■ **Exercise goal**
Which lines of the records contain "based"? Collect every one of them.

===== Exercise input =====

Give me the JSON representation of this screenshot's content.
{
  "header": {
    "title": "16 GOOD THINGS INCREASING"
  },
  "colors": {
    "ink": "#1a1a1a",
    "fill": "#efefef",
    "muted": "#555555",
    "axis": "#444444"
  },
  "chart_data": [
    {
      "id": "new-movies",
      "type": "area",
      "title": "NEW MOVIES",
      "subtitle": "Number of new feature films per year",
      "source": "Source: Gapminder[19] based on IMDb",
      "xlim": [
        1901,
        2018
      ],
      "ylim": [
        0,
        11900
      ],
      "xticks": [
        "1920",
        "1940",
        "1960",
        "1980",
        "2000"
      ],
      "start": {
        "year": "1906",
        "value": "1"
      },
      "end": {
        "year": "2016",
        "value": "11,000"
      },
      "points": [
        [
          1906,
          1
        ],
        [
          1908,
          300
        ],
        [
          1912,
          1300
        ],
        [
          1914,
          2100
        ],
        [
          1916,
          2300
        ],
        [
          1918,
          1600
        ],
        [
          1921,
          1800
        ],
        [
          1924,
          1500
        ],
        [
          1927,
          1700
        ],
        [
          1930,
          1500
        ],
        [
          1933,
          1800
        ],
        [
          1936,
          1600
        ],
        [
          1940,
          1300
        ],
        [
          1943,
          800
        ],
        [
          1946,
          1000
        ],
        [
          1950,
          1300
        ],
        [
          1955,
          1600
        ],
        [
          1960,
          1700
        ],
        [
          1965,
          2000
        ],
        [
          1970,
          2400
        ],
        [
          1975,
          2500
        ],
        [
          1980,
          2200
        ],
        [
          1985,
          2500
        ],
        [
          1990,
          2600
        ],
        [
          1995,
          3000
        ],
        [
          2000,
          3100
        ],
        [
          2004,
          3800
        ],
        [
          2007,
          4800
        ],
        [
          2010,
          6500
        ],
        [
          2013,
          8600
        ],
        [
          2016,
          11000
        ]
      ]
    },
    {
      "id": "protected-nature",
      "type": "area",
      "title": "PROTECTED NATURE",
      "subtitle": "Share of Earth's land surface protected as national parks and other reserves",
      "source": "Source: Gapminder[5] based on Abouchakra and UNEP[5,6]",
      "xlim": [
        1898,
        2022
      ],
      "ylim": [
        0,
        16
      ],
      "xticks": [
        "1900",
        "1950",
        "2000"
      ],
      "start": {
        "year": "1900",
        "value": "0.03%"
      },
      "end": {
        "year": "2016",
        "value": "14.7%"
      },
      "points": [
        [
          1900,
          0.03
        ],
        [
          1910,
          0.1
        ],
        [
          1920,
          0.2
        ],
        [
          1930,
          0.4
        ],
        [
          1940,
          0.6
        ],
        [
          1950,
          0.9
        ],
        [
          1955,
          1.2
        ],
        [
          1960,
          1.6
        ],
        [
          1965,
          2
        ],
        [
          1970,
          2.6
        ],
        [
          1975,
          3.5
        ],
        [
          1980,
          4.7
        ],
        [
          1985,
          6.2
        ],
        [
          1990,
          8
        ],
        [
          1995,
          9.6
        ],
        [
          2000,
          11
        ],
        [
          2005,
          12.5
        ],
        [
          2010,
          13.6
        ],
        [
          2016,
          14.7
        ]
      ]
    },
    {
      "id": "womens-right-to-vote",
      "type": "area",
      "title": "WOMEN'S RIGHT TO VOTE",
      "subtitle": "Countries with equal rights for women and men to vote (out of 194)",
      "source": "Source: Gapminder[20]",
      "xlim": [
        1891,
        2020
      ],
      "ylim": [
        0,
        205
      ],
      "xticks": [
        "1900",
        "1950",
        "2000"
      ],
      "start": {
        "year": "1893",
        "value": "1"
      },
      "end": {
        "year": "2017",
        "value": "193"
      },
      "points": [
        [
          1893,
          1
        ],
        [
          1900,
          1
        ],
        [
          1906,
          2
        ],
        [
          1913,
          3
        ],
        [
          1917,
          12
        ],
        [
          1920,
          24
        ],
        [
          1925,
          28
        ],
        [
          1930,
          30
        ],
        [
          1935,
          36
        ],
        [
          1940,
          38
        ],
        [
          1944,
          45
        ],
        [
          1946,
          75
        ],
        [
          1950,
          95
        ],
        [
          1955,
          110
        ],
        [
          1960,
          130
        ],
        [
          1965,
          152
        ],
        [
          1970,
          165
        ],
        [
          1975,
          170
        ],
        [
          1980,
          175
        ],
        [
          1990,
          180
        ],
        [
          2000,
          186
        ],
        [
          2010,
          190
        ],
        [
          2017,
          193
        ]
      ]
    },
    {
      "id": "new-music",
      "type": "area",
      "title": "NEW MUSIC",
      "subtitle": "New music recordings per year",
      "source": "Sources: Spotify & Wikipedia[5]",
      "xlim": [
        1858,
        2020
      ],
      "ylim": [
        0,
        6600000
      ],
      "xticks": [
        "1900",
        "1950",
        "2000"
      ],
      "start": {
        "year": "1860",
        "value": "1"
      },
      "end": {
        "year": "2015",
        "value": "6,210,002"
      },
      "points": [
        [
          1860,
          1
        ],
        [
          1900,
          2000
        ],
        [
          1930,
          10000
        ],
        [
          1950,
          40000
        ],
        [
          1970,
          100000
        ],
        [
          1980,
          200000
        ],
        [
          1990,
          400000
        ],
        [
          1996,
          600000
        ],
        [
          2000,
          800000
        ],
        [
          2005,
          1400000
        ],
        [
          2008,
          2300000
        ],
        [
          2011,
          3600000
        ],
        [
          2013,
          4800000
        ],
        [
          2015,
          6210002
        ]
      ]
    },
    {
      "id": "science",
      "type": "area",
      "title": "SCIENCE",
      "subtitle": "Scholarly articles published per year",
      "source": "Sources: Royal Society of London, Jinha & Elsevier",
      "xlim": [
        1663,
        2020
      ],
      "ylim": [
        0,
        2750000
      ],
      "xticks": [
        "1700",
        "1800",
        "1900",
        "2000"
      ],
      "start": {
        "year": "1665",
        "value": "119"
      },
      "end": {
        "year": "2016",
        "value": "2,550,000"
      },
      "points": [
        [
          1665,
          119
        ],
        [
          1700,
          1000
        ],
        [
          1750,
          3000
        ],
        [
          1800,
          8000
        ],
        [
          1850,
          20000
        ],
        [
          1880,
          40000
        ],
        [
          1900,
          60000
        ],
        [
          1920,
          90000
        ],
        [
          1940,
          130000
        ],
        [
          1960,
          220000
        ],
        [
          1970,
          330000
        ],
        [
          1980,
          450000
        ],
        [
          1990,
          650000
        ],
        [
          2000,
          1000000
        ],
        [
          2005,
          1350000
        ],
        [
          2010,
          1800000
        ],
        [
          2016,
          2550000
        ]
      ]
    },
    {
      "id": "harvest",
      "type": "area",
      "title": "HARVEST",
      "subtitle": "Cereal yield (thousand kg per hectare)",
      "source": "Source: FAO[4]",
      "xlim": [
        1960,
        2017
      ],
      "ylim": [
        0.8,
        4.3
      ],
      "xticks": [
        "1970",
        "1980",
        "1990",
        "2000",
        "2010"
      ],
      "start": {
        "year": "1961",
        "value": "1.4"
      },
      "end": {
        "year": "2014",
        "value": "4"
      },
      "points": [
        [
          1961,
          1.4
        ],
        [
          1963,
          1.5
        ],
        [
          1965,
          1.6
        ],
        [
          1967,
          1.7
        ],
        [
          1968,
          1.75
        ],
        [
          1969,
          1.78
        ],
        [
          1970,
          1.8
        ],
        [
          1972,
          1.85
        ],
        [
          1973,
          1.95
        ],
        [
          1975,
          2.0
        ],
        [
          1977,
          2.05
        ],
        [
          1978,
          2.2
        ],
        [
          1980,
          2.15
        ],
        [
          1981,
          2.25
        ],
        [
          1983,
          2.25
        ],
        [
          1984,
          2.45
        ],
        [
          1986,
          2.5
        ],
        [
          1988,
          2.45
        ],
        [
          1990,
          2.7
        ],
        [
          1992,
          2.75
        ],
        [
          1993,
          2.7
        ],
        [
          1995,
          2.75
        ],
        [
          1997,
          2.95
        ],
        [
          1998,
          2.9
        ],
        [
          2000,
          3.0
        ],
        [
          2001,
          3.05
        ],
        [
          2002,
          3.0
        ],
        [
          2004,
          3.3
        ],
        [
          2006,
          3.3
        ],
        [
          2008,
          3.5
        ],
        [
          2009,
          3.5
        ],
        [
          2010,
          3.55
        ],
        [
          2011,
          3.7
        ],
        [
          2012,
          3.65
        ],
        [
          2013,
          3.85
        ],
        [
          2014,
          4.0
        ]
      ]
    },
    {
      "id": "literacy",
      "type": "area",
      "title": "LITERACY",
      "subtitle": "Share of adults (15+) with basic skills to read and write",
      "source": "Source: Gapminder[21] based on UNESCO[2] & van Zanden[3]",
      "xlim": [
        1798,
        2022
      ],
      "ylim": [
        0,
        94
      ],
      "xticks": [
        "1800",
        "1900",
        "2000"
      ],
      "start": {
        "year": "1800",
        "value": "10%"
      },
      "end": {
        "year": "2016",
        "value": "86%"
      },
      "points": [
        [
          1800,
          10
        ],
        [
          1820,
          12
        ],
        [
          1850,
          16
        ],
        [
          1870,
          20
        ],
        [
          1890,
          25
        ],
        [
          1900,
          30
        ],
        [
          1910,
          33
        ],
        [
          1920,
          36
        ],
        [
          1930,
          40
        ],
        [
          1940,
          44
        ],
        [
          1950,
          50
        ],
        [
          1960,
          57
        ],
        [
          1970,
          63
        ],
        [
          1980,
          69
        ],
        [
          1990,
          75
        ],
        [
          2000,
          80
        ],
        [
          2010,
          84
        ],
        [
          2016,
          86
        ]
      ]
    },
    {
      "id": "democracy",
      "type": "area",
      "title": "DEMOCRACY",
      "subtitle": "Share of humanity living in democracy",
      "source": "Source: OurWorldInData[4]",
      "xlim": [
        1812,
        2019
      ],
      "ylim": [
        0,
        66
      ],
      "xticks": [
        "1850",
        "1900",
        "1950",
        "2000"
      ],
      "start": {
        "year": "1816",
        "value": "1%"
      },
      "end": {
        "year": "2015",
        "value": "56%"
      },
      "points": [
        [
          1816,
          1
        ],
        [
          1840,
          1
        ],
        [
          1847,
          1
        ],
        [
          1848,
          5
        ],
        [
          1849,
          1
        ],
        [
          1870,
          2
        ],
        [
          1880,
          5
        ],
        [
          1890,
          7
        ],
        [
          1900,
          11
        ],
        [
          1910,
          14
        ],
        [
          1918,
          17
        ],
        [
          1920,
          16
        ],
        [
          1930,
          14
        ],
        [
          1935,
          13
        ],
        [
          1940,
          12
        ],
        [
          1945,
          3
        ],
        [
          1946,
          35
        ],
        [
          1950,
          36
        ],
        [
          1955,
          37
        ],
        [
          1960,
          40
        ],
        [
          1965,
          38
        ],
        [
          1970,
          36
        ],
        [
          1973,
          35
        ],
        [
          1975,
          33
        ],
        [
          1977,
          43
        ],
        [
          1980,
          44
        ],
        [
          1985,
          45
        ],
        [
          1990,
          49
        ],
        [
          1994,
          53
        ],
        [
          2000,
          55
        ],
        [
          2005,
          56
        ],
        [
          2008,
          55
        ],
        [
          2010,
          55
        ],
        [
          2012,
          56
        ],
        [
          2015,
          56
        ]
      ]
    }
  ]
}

=====

■ **Solution to this problem**
      "source": "Source: Gapminder[19] based on IMDb",
      "source": "Source: Gapminder[5] based on Abouchakra and UNEP[5,6]",
      "source": "Source: Gapminder[21] based on UNESCO[2] & van Zanden[3]",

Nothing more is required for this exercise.